▸ WHAT IS NEEDED:
Below is a block of records. Copy every line in it that contains the word "sections".

▸ SUPPLIED INFORMATION:
+++
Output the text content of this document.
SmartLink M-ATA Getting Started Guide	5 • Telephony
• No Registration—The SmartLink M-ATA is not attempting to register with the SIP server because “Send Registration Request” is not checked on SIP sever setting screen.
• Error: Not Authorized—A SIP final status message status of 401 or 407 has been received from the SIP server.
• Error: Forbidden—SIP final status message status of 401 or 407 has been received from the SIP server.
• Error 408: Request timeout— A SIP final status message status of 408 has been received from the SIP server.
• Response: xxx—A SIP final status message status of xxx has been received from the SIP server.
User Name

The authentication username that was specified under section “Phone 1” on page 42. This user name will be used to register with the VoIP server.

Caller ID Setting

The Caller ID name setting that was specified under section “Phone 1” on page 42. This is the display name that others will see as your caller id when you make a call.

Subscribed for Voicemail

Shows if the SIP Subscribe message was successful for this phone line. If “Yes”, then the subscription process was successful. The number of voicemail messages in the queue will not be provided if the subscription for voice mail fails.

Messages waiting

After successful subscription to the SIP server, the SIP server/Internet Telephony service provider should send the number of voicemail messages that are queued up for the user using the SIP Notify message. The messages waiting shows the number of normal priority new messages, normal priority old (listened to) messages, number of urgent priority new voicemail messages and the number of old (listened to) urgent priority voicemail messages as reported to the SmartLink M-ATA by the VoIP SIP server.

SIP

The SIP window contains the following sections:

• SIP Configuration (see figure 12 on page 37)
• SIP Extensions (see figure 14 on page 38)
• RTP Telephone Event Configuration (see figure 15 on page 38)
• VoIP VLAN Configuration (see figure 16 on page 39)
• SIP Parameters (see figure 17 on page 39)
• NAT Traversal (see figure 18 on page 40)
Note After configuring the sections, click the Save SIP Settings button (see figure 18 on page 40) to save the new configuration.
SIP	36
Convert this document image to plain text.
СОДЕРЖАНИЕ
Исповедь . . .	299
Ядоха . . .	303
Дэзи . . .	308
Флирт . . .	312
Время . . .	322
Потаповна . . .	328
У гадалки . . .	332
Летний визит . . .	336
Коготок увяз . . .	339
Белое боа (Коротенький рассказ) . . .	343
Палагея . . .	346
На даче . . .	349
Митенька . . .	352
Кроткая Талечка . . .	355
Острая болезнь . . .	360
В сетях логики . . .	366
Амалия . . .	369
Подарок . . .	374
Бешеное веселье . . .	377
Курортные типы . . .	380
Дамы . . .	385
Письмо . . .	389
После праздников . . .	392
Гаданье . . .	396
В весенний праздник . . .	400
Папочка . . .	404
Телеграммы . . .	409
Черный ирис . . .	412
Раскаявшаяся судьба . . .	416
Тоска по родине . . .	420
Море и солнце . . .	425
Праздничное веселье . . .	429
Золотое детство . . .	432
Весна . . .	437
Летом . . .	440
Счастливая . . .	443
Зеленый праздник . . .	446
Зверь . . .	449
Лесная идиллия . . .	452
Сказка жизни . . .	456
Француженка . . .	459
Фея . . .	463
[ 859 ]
+++
▸ SOLUTION:
The SIP window contains the following sections:
Note After configuring the sections, click the Save SIP Settings button (see figure 18 on page 40) to save the new configuration.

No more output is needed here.